Stored records:
::::::::::
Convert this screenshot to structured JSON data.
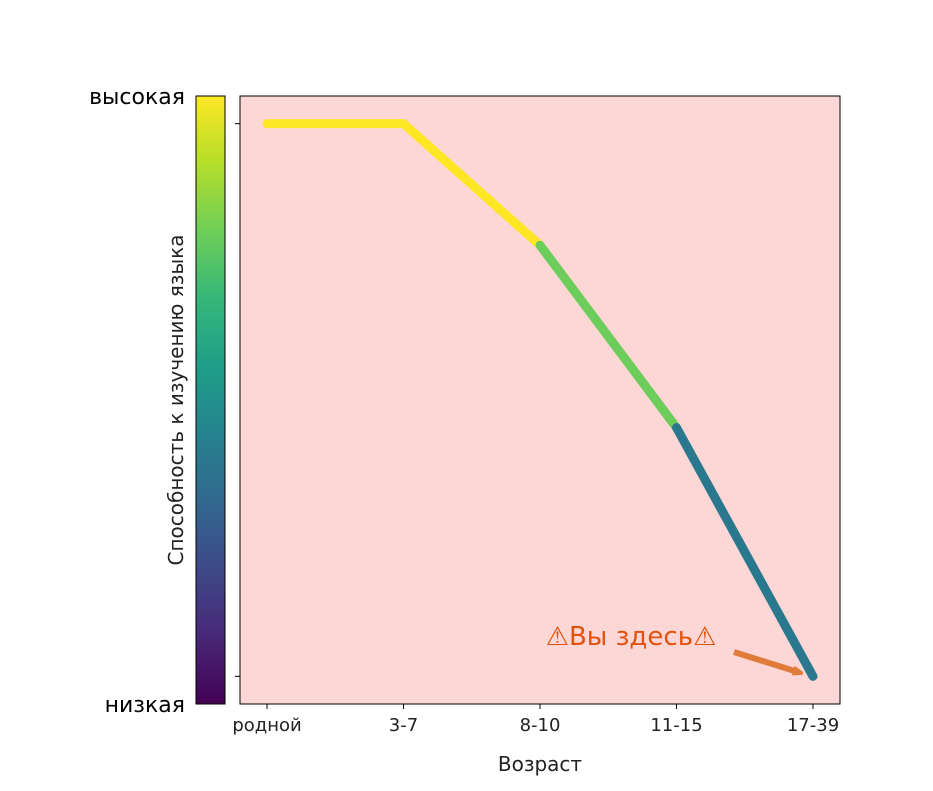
{
  "chart_data": {
    "type": "line",
    "categories": [
      "родной",
      "3-7",
      "8-10",
      "11-15",
      "17-39"
    ],
    "values": [
      1.0,
      1.0,
      0.78,
      0.45,
      0.0
    ],
    "segment_colors": [
      "#fde725",
      "#fde725",
      "#6ccd5a",
      "#2a788e"
    ],
    "ylim": [
      -0.05,
      1.05
    ],
    "xlabel": "Возраст",
    "ylabel": "",
    "background": "#fdd6d6",
    "colorbar": {
      "label": "Способность к изучению языка",
      "high_label": "высокая",
      "low_label": "низкая",
      "colormap": "viridis",
      "stops": [
        "#440154",
        "#482878",
        "#3e4989",
        "#31688e",
        "#26828e",
        "#1f9e89",
        "#35b779",
        "#6ece58",
        "#b5de2b",
        "#fde725"
      ]
    },
    "annotation": {
      "text": "⚠Вы здесь⚠",
      "target_index": 4,
      "color": "#e2520c",
      "arrow_color": "#e07b39"
    }
  }
}
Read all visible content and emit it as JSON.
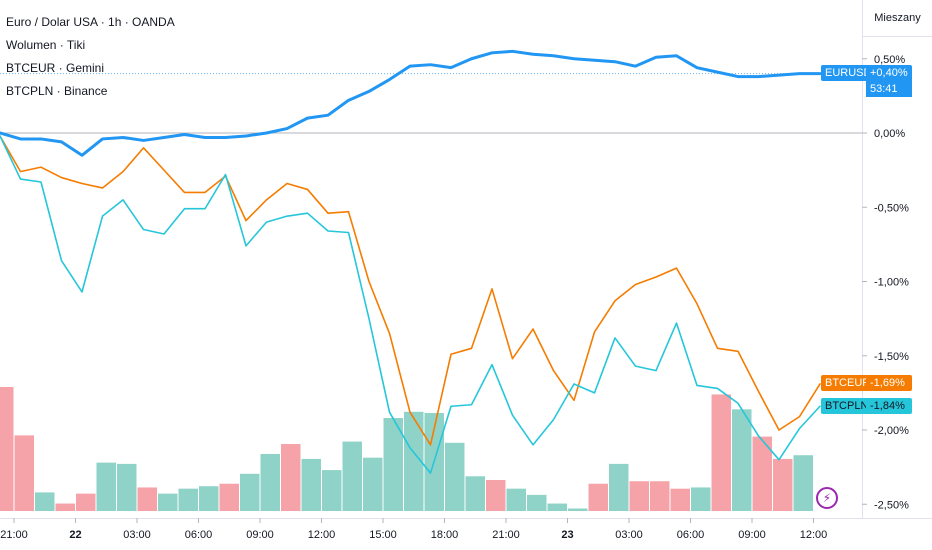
::::::::::
TO BE DONE: Exclude every picture and copy the remaining data exactly.

ANSWER FOR THIS EXERCISE:
Convert this screenshot to structured JSON data.
{
  "chart_data": {
    "type": "line",
    "categories": [
      "родной",
      "3-7",
      "8-10",
      "11-15",
      "17-39"
    ],
    "values": [
      1.0,
      1.0,
      0.78,
      0.45,
      0.0
    ],
    "segment_colors": [
      "#fde725",
      "#fde725",
      "#6ccd5a",
      "#2a788e"
    ],
    "ylim": [
      -0.05,
      1.05
    ],
    "xlabel": "Возраст",
    "ylabel": "",
    "background": "#fdd6d6",
    "colorbar": {
      "label": "Способность к изучению языка",
      "high_label": "высокая",
      "low_label": "низкая",
      "colormap": "viridis",
      "stops": [
        "#440154",
        "#482878",
        "#3e4989",
        "#31688e",
        "#26828e",
        "#1f9e89",
        "#35b779",
        "#6ece58",
        "#b5de2b",
        "#fde725"
      ]
    },
    "annotation": {
      "text": "⚠Вы здесь⚠",
      "target_index": 4,
      "color": "#e2520c",
      "arrow_color": "#e07b39"
    }
  }
}
Read all visible content and emit it as JSON.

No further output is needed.